OBJECTIVE → From the line containing "Read all visible content and emit it as JSON." to the very last line, repeat everything exactly and add nothing else. Skip the pictures.

RECORDS SUPPLIED →
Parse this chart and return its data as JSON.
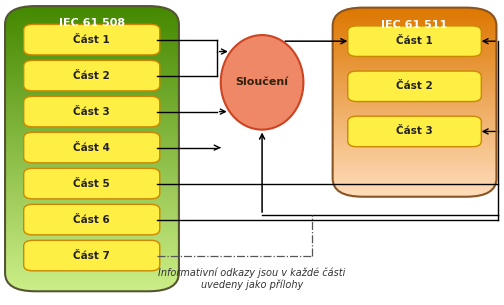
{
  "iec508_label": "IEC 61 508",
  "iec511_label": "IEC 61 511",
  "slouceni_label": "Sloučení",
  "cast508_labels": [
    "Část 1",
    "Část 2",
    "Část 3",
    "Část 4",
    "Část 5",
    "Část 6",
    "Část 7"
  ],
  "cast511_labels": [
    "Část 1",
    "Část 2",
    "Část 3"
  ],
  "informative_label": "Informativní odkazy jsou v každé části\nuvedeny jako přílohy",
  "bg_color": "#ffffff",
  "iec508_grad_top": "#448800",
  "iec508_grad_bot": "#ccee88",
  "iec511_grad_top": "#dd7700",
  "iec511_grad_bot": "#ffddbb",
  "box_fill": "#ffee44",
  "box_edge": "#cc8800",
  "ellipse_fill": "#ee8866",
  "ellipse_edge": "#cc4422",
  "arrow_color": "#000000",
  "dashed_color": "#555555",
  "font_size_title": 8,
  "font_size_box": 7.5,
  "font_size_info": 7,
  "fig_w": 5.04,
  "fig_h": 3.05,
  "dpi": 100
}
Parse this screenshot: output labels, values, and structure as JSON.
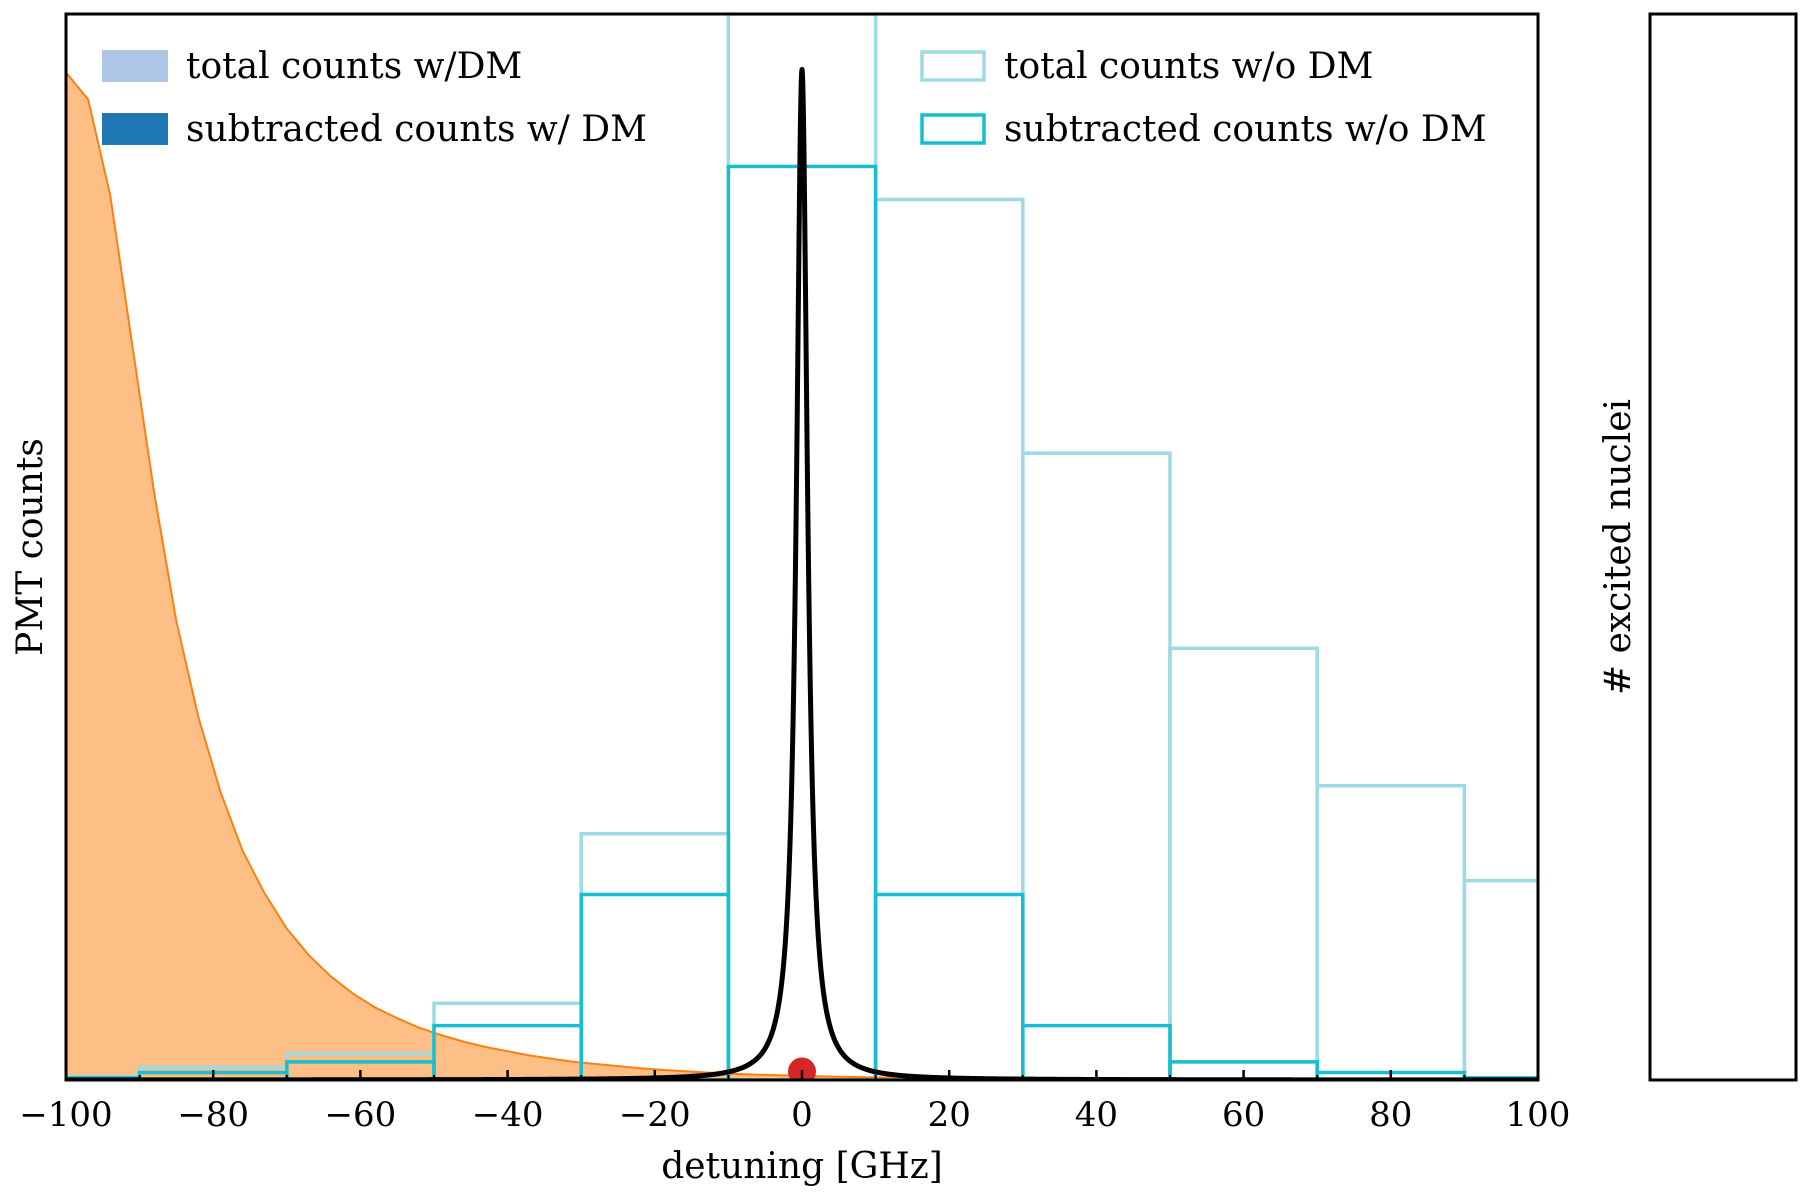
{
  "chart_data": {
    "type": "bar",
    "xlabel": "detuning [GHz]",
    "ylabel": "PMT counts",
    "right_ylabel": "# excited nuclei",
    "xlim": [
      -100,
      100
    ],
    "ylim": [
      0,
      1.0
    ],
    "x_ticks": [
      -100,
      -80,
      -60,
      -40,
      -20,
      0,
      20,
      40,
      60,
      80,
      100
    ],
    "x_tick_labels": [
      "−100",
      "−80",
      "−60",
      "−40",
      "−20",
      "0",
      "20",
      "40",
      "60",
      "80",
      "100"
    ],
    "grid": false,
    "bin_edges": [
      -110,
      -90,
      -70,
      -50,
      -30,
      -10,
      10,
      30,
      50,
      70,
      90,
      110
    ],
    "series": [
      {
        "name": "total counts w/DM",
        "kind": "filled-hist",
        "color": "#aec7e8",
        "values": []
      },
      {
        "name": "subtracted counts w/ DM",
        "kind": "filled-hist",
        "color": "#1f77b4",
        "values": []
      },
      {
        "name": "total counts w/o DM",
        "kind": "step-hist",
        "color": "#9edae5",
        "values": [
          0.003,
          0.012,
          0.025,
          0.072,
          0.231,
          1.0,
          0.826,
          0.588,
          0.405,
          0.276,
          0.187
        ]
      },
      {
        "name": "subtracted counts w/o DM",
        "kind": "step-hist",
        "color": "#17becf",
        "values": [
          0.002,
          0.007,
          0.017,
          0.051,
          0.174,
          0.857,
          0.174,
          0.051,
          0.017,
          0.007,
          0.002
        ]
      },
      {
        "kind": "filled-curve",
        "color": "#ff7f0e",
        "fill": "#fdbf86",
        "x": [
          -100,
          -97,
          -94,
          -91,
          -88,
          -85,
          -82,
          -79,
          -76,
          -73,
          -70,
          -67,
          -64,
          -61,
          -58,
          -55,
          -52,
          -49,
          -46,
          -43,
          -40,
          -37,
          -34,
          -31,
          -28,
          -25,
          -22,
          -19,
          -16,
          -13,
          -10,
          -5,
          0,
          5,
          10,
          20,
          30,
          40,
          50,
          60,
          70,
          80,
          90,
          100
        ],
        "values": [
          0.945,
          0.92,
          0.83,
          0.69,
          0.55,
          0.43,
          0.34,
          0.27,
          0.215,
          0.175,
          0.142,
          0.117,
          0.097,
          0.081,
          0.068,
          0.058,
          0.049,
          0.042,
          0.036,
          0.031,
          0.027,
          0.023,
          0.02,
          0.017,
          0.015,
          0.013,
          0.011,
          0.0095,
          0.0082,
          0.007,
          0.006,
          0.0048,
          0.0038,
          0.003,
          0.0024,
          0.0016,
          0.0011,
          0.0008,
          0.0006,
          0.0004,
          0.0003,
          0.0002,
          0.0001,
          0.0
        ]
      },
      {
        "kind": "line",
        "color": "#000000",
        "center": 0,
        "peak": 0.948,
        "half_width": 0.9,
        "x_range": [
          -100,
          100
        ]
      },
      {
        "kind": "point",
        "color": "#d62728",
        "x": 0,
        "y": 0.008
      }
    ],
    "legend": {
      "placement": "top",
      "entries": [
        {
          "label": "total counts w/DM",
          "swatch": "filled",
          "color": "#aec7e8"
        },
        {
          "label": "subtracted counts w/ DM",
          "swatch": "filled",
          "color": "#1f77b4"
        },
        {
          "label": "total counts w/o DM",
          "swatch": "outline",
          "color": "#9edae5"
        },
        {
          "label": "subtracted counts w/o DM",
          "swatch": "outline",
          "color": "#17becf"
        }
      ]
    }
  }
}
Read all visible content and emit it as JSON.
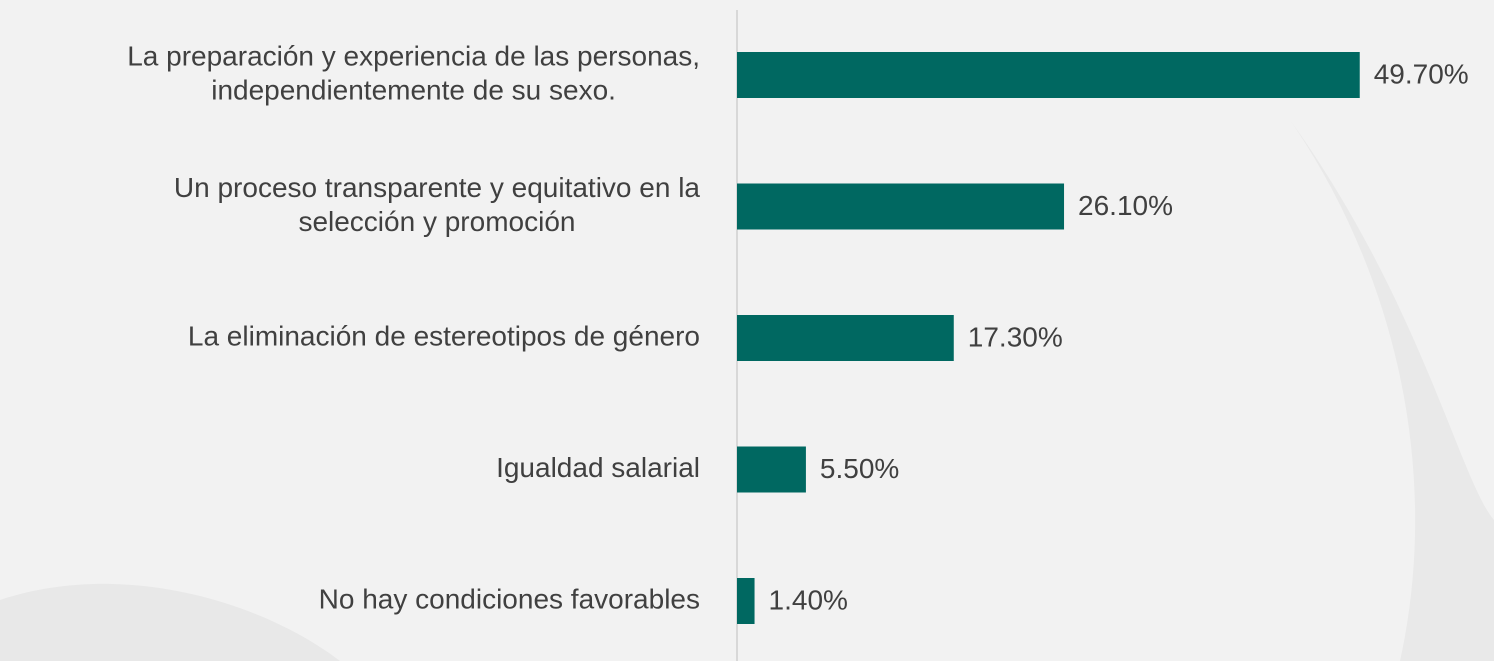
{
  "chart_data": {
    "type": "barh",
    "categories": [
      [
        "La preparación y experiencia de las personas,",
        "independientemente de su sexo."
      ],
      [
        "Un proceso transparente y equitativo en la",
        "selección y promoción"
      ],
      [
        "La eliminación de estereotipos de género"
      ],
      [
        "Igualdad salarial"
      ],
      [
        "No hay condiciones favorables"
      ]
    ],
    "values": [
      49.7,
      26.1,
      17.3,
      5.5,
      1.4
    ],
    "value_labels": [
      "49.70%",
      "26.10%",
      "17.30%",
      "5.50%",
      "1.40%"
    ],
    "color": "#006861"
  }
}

SOLUTION TO THIS EXERCISE →
Read all visible content and emit it as JSON.
{
  "chart_data": {
    "type": "barh",
    "categories": [
      [
        "La preparación y experiencia de las personas,",
        "independientemente de su sexo."
      ],
      [
        "Un proceso transparente y equitativo en la",
        "selección y promoción"
      ],
      [
        "La eliminación de estereotipos de género"
      ],
      [
        "Igualdad salarial"
      ],
      [
        "No hay condiciones favorables"
      ]
    ],
    "values": [
      49.7,
      26.1,
      17.3,
      5.5,
      1.4
    ],
    "value_labels": [
      "49.70%",
      "26.10%",
      "17.30%",
      "5.50%",
      "1.40%"
    ],
    "color": "#006861"
  }
}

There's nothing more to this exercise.